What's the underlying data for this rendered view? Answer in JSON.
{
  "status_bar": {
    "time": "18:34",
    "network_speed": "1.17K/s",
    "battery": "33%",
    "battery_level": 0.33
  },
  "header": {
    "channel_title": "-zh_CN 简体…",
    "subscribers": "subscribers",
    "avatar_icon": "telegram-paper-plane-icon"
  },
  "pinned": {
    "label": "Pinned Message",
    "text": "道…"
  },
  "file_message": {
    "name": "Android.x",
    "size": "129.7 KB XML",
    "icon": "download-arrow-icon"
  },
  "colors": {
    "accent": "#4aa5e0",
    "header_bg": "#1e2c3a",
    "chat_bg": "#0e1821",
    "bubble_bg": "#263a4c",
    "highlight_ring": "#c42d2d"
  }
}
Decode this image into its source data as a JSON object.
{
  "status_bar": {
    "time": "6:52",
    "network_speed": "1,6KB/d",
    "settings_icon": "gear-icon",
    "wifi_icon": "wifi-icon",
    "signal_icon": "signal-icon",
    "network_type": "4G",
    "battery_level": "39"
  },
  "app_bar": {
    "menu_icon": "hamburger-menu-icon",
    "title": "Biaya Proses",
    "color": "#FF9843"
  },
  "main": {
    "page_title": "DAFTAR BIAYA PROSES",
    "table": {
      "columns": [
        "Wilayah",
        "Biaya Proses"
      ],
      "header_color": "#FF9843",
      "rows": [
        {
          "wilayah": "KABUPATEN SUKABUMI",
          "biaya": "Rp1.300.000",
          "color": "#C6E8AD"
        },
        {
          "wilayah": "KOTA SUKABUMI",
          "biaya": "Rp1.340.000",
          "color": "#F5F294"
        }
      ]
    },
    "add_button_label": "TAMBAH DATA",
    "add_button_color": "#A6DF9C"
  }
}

····················

• Exercise:
Using the data above, output each line exactly.

• Result of the task:
What's the underlying data for this rendered view? Answer in JSON.
{
  "status_bar": {
    "time": "18:34",
    "network_speed": "1.17K/s",
    "battery": "33%",
    "battery_level": 0.33
  },
  "header": {
    "channel_title": "-zh_CN 简体…",
    "subscribers": "subscribers",
    "avatar_icon": "telegram-paper-plane-icon"
  },
  "pinned": {
    "label": "Pinned Message",
    "text": "道…"
  },
  "file_message": {
    "name": "Android.x",
    "size": "129.7 KB XML",
    "icon": "download-arrow-icon"
  },
  "colors": {
    "accent": "#4aa5e0",
    "header_bg": "#1e2c3a",
    "chat_bg": "#0e1821",
    "bubble_bg": "#263a4c",
    "highlight_ring": "#c42d2d"
  }
}
Decode this image into its source data as a JSON object.
{
  "status_bar": {
    "time": "6:52",
    "network_speed": "1,6KB/d",
    "settings_icon": "gear-icon",
    "wifi_icon": "wifi-icon",
    "signal_icon": "signal-icon",
    "network_type": "4G",
    "battery_level": "39"
  },
  "app_bar": {
    "menu_icon": "hamburger-menu-icon",
    "title": "Biaya Proses",
    "color": "#FF9843"
  },
  "main": {
    "page_title": "DAFTAR BIAYA PROSES",
    "table": {
      "columns": [
        "Wilayah",
        "Biaya Proses"
      ],
      "header_color": "#FF9843",
      "rows": [
        {
          "wilayah": "KABUPATEN SUKABUMI",
          "biaya": "Rp1.300.000",
          "color": "#C6E8AD"
        },
        {
          "wilayah": "KOTA SUKABUMI",
          "biaya": "Rp1.340.000",
          "color": "#F5F294"
        }
      ]
    },
    "add_button_label": "TAMBAH DATA",
    "add_button_color": "#A6DF9C"
  }
}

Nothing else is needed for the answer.